**GIVEN PROBLEM**: State how many lines of the entries below hold the word "boundaries"; reply with nothing but the number.

**INPUT FOR THIS TASK**:
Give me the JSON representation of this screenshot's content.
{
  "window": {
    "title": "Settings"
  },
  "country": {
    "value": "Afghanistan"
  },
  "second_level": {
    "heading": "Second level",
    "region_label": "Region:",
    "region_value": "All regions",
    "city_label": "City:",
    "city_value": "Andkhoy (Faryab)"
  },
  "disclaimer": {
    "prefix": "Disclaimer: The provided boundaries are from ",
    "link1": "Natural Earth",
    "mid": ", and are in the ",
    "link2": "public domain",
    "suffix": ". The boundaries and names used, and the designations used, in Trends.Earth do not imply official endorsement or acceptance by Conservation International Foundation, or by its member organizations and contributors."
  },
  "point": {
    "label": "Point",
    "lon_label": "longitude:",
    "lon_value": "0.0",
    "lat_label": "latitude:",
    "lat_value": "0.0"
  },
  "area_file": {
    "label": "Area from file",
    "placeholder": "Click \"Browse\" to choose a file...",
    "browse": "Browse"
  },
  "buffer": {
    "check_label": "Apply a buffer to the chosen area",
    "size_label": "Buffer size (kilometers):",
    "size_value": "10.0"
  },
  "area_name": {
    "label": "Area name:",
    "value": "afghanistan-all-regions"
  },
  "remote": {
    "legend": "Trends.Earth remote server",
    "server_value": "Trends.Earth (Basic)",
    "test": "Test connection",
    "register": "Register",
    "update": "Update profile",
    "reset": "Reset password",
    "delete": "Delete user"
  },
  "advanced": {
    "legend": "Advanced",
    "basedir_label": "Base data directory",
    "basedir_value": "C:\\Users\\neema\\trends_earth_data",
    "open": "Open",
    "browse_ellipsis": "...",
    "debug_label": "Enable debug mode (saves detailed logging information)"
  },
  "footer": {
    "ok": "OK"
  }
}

**CORRECT RESULT**: 2